====== Data for processing ======

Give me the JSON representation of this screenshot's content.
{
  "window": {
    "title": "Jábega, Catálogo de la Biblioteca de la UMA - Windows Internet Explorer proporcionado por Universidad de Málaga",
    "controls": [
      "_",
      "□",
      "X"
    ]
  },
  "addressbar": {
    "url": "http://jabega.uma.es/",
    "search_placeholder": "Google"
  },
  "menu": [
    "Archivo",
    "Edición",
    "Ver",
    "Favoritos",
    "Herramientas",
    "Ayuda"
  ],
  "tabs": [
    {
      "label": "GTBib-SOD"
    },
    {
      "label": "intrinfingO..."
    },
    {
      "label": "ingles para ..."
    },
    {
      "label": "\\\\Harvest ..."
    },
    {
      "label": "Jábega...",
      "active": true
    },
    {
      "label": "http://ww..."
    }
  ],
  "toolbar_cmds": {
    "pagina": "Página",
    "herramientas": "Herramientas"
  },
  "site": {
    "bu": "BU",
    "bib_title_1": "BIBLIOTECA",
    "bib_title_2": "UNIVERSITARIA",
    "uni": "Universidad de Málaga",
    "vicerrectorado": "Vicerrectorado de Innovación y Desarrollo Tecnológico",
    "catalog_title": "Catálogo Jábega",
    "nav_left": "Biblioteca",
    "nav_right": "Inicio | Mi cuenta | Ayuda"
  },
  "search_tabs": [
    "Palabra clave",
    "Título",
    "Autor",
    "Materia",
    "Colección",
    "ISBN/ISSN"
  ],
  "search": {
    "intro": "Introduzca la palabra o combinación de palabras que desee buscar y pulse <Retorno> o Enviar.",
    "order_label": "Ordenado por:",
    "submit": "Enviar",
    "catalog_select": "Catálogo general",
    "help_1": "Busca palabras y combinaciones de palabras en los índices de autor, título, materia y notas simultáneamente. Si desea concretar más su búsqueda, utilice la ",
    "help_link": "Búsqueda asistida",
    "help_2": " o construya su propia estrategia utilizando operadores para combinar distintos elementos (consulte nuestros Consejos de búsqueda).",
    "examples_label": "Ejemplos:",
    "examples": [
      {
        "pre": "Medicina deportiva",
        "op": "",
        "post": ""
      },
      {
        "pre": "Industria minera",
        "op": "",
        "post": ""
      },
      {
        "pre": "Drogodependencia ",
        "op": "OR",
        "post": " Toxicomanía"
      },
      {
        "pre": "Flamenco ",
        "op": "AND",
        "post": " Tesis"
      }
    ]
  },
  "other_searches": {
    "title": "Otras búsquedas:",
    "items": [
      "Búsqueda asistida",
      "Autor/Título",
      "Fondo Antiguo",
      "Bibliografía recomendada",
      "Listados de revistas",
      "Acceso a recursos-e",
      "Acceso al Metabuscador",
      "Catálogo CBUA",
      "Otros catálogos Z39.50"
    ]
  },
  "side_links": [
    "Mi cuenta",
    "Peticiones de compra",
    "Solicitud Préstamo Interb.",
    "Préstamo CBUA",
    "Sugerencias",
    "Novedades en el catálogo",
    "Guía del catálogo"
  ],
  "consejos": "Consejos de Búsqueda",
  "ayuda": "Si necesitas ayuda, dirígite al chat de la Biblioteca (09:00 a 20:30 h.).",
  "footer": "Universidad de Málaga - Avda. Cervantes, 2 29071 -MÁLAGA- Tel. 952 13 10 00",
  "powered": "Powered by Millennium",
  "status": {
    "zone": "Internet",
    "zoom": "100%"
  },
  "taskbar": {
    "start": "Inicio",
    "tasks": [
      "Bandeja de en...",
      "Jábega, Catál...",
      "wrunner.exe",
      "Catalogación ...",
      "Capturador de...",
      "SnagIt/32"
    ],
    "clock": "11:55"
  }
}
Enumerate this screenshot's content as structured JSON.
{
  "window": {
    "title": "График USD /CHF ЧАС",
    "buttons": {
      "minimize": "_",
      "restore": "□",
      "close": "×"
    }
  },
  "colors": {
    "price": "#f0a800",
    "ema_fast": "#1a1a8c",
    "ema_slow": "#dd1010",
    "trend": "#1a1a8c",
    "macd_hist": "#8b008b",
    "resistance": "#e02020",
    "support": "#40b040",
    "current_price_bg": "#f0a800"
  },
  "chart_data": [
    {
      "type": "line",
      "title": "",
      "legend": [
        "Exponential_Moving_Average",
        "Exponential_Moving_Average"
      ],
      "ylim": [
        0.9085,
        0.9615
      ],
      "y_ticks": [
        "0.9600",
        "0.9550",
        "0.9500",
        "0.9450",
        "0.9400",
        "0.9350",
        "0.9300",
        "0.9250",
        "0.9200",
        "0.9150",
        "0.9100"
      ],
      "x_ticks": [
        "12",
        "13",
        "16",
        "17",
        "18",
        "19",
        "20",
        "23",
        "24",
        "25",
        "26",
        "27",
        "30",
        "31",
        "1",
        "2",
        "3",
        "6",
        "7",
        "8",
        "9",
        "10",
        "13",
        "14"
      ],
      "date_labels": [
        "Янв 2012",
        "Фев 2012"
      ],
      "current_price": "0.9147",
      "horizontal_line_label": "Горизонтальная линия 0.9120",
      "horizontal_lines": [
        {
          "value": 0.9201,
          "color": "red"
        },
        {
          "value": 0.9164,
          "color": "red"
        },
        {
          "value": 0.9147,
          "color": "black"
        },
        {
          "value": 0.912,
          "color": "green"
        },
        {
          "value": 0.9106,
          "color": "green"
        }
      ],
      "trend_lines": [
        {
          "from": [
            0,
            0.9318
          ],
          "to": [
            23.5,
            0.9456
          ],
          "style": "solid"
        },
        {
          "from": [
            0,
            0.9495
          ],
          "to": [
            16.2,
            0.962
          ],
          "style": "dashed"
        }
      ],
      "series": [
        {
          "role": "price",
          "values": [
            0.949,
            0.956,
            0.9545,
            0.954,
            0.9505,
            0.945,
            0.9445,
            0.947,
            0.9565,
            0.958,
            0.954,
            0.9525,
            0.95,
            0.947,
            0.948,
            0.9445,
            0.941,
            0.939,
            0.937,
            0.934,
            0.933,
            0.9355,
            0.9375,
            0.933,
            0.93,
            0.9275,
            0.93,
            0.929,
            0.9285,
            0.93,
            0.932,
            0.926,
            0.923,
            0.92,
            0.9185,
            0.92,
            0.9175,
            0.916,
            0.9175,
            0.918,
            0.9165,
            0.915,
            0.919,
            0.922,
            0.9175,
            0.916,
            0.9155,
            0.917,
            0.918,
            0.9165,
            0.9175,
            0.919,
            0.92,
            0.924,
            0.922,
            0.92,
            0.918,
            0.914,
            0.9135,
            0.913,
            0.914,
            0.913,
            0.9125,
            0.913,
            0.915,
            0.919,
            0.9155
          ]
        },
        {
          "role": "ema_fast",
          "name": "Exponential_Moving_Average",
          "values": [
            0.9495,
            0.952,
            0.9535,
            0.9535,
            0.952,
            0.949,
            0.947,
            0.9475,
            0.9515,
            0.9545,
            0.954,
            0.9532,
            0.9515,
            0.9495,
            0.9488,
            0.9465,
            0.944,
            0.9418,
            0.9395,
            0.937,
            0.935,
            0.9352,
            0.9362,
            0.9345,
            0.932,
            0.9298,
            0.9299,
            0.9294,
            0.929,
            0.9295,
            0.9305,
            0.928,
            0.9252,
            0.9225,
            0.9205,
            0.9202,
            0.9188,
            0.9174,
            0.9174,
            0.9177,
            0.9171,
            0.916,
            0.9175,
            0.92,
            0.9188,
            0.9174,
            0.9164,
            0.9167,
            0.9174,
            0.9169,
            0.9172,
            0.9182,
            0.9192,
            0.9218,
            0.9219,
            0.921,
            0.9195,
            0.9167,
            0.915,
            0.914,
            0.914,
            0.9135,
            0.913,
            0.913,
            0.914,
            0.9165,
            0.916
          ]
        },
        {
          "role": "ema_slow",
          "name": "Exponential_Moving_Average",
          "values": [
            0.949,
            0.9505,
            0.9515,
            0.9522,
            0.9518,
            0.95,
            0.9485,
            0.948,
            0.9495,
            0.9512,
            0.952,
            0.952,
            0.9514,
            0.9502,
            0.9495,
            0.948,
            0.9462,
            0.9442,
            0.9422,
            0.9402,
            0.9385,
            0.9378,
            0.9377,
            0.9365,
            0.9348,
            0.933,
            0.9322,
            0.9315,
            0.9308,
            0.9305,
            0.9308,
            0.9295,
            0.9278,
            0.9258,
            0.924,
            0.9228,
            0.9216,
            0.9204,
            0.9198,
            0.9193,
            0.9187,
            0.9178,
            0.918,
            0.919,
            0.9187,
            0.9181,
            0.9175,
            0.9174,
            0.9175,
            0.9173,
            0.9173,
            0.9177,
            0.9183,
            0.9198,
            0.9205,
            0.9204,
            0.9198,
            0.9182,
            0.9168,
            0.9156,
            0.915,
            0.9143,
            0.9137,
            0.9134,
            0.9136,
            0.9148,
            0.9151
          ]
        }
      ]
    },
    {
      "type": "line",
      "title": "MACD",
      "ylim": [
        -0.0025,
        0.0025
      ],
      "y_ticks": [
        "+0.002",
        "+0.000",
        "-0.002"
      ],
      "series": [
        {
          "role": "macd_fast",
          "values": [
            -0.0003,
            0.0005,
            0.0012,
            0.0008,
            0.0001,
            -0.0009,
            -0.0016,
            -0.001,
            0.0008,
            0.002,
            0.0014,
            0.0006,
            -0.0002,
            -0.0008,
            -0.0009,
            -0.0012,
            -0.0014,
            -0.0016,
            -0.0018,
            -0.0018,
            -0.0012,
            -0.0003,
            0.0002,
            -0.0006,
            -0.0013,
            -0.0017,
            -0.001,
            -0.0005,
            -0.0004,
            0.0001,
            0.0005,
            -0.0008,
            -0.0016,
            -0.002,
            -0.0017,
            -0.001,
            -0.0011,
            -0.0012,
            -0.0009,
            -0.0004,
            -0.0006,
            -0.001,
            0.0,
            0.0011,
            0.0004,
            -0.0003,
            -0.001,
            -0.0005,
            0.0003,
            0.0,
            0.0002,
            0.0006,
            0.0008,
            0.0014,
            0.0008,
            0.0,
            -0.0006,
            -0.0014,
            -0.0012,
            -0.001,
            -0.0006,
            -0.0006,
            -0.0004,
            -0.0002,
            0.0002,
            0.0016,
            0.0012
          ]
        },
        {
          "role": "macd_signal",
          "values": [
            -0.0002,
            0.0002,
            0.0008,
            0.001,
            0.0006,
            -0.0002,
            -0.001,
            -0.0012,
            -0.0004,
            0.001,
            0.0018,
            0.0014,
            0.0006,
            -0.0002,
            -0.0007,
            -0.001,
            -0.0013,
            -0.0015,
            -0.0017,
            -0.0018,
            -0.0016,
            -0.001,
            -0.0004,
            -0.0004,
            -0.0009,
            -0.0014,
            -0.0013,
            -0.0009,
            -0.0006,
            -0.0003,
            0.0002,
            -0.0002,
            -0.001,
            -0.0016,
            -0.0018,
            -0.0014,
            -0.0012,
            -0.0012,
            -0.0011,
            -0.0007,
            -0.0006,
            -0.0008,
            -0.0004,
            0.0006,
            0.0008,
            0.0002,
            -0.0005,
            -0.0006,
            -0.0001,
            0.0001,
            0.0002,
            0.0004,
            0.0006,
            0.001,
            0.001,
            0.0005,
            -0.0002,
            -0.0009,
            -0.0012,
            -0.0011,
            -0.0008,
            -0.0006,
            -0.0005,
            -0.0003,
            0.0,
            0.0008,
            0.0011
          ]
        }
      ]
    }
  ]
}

======

| Exercise objective |
Where a line of the material above holds the string "JSON", copy that line.

| Solution for this task |
Give me the JSON representation of this screenshot's content.
Enumerate this screenshot's content as structured JSON.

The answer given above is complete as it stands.